[Data excerpts]
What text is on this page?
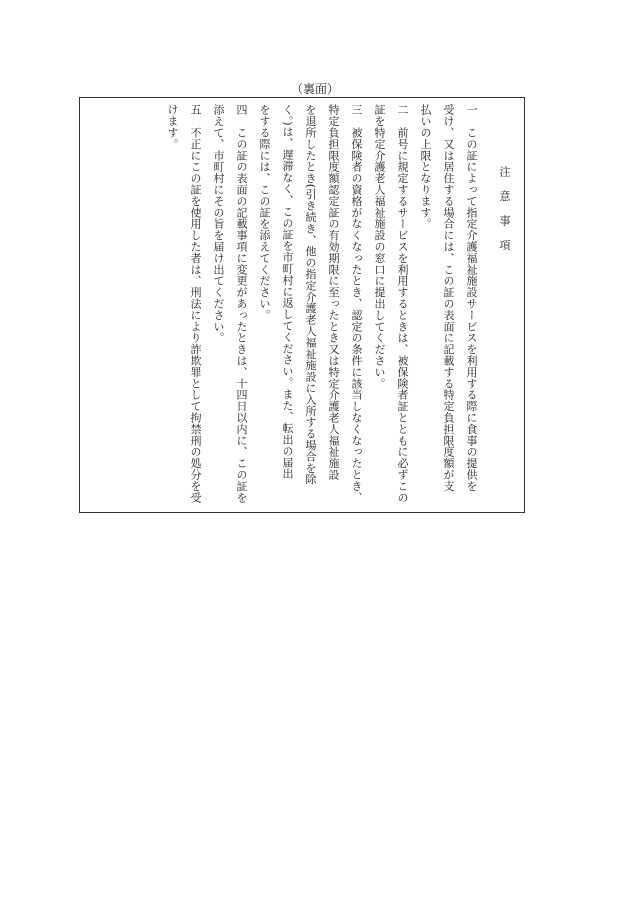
（裏面）
注 意 事 項
一　この証によって指定介護福祉施設サービスを利用する際に食事の提供を
受け、又は居住する場合には、この証の表面に記載する特定負担限度額が支
払いの上限となります。
二　前号に規定するサービスを利用するときは、被保険者証とともに必ずこの
証を特定介護老人福祉施設の窓口に提出してください。
三　被保険者の資格がなくなったとき、認定の条件に該当しなくなったとき、
特定負担限度額認定証の有効期限に至ったとき又は特定介護老人福祉施設
を退所したとき(引き続き、他の指定介護老人福祉施設に入所する場合を除
く。)は、遅滞なく、この証を市町村に返してください。また、転出の届出
をする際には、この証を添えてください。
四　この証の表面の記載事項に変更があったときは、十四日以内に、この証を
添えて、市町村にその旨を届け出てください。
五　不正にこの証を使用した者は、刑法により詐欺罪として拘禁刑の処分を受
けます。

Your task
Write out the entries above verbatim; the pictures do not belong in your copy.

Reply to the exercise
What text is on this page?
（裏面）
注 意 事 項
一　この証によって指定介護福祉施設サービスを利用する際に食事の提供を
受け、又は居住する場合には、この証の表面に記載する特定負担限度額が支
払いの上限となります。
二　前号に規定するサービスを利用するときは、被保険者証とともに必ずこの
証を特定介護老人福祉施設の窓口に提出してください。
三　被保険者の資格がなくなったとき、認定の条件に該当しなくなったとき、
特定負担限度額認定証の有効期限に至ったとき又は特定介護老人福祉施設
を退所したとき(引き続き、他の指定介護老人福祉施設に入所する場合を除
く。)は、遅滞なく、この証を市町村に返してください。また、転出の届出
をする際には、この証を添えてください。
四　この証の表面の記載事項に変更があったときは、十四日以内に、この証を
添えて、市町村にその旨を届け出てください。
五　不正にこの証を使用した者は、刑法により詐欺罪として拘禁刑の処分を受
けます。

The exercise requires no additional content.